Work instructions: Using the data beneath, show every line that includes the word "endofthelinebbs".

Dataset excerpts
<<<<
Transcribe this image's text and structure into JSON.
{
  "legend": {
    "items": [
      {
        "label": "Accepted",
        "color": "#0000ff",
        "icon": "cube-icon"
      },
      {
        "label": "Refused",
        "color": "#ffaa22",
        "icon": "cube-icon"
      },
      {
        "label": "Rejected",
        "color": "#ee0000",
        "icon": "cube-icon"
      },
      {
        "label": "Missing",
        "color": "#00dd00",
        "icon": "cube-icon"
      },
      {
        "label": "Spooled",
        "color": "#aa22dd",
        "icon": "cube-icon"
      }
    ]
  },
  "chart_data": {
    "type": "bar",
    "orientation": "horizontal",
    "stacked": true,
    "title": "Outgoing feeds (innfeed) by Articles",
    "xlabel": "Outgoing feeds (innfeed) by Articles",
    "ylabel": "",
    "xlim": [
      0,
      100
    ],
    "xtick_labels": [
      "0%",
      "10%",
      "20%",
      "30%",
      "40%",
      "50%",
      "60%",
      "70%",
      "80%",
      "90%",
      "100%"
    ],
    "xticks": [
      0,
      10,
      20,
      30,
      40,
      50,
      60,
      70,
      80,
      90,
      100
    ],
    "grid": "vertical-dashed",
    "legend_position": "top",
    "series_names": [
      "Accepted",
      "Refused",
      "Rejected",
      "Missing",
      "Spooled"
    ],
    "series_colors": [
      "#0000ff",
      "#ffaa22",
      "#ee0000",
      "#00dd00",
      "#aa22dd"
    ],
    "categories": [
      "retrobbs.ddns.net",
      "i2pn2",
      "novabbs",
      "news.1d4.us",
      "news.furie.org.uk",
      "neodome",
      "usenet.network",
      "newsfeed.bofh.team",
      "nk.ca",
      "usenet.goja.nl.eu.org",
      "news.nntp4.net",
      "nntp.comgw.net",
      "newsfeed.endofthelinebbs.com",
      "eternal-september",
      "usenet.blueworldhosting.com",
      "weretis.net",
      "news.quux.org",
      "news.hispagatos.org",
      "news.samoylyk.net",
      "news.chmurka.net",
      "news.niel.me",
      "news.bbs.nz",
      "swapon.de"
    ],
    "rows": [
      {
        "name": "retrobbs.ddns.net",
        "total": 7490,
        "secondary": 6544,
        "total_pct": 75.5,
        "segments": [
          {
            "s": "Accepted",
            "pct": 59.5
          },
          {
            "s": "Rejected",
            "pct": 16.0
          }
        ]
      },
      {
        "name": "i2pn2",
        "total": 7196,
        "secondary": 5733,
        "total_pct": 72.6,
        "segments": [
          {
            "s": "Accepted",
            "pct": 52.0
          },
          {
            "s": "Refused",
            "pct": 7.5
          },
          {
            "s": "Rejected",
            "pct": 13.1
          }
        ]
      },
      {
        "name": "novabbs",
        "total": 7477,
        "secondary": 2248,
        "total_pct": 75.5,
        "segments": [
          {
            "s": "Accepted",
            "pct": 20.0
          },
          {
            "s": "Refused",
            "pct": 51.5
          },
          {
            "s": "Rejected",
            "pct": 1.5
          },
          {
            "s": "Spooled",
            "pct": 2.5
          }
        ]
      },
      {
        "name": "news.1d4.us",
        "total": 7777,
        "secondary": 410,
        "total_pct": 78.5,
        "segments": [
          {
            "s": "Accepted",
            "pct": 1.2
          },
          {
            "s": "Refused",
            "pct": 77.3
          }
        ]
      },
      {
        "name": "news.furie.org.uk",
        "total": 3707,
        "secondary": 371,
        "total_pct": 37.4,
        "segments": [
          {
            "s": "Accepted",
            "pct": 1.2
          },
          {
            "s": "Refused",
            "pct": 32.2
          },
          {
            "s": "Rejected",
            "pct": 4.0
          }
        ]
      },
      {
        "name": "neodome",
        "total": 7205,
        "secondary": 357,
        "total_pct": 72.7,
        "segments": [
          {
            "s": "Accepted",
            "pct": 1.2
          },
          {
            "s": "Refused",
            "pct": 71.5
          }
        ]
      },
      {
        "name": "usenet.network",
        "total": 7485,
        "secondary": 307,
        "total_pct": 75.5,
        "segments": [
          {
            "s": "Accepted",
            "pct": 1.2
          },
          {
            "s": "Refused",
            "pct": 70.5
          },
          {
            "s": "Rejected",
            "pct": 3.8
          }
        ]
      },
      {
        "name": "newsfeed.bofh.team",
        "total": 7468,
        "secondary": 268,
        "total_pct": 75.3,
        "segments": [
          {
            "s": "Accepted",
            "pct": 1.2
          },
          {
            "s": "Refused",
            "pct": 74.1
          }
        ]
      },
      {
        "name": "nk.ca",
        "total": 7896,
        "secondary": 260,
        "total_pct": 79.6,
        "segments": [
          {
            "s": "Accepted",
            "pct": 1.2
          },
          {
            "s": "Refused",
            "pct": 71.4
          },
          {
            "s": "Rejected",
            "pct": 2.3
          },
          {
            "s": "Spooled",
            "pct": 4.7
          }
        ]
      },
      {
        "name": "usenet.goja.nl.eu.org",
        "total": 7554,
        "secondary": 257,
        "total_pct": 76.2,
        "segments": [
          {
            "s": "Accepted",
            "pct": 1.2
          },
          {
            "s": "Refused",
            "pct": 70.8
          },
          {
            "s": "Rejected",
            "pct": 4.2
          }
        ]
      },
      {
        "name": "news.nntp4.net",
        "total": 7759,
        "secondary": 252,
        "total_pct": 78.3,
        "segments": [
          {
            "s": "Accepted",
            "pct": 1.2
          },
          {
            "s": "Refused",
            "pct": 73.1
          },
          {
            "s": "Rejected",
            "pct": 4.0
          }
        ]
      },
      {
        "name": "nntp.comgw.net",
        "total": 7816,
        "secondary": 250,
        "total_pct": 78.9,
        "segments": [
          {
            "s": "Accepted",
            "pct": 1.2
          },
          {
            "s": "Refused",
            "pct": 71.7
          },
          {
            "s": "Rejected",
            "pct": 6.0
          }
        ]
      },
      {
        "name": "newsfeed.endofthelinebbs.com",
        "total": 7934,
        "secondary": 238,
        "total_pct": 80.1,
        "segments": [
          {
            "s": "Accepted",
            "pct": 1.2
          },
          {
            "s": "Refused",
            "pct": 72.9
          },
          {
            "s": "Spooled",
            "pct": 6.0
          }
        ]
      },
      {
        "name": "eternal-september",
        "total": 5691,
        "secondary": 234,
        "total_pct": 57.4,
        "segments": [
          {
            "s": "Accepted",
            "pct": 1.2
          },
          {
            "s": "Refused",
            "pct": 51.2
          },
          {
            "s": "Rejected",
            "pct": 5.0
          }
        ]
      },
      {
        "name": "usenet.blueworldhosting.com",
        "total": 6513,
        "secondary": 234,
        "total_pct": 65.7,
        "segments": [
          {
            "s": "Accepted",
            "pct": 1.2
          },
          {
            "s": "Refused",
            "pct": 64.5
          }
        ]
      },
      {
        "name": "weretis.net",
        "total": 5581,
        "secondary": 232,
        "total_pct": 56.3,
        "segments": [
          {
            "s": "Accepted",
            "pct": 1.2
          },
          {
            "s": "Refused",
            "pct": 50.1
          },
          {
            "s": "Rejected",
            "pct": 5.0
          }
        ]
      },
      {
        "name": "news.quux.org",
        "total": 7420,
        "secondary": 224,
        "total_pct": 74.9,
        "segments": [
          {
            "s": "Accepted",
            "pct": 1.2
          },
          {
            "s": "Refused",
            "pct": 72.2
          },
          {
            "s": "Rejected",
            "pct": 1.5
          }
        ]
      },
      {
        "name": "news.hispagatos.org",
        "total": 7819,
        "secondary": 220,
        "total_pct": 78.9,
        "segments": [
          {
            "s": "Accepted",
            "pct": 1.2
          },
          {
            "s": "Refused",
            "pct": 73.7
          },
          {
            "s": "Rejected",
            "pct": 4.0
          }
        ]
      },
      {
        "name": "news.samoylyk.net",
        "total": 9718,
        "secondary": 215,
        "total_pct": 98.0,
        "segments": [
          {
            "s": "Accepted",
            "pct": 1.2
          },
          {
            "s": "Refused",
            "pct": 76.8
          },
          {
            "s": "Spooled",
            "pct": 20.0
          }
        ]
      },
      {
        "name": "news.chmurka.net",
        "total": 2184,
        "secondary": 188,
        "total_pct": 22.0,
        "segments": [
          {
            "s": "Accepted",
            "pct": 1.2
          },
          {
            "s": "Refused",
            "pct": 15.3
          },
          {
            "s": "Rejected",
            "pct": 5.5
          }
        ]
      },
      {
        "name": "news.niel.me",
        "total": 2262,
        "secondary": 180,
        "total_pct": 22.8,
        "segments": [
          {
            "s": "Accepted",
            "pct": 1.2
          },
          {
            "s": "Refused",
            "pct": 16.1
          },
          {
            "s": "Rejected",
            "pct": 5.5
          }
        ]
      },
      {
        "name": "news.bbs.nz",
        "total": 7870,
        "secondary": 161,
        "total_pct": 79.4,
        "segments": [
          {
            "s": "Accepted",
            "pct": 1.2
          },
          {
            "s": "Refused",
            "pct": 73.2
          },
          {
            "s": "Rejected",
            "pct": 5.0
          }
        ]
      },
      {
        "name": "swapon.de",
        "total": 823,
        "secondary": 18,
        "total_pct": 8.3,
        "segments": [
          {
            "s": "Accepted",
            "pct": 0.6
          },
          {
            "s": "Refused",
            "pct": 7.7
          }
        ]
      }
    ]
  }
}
>>>>
Answer below:
      "newsfeed.endofthelinebbs.com",
        "name": "newsfeed.endofthelinebbs.com",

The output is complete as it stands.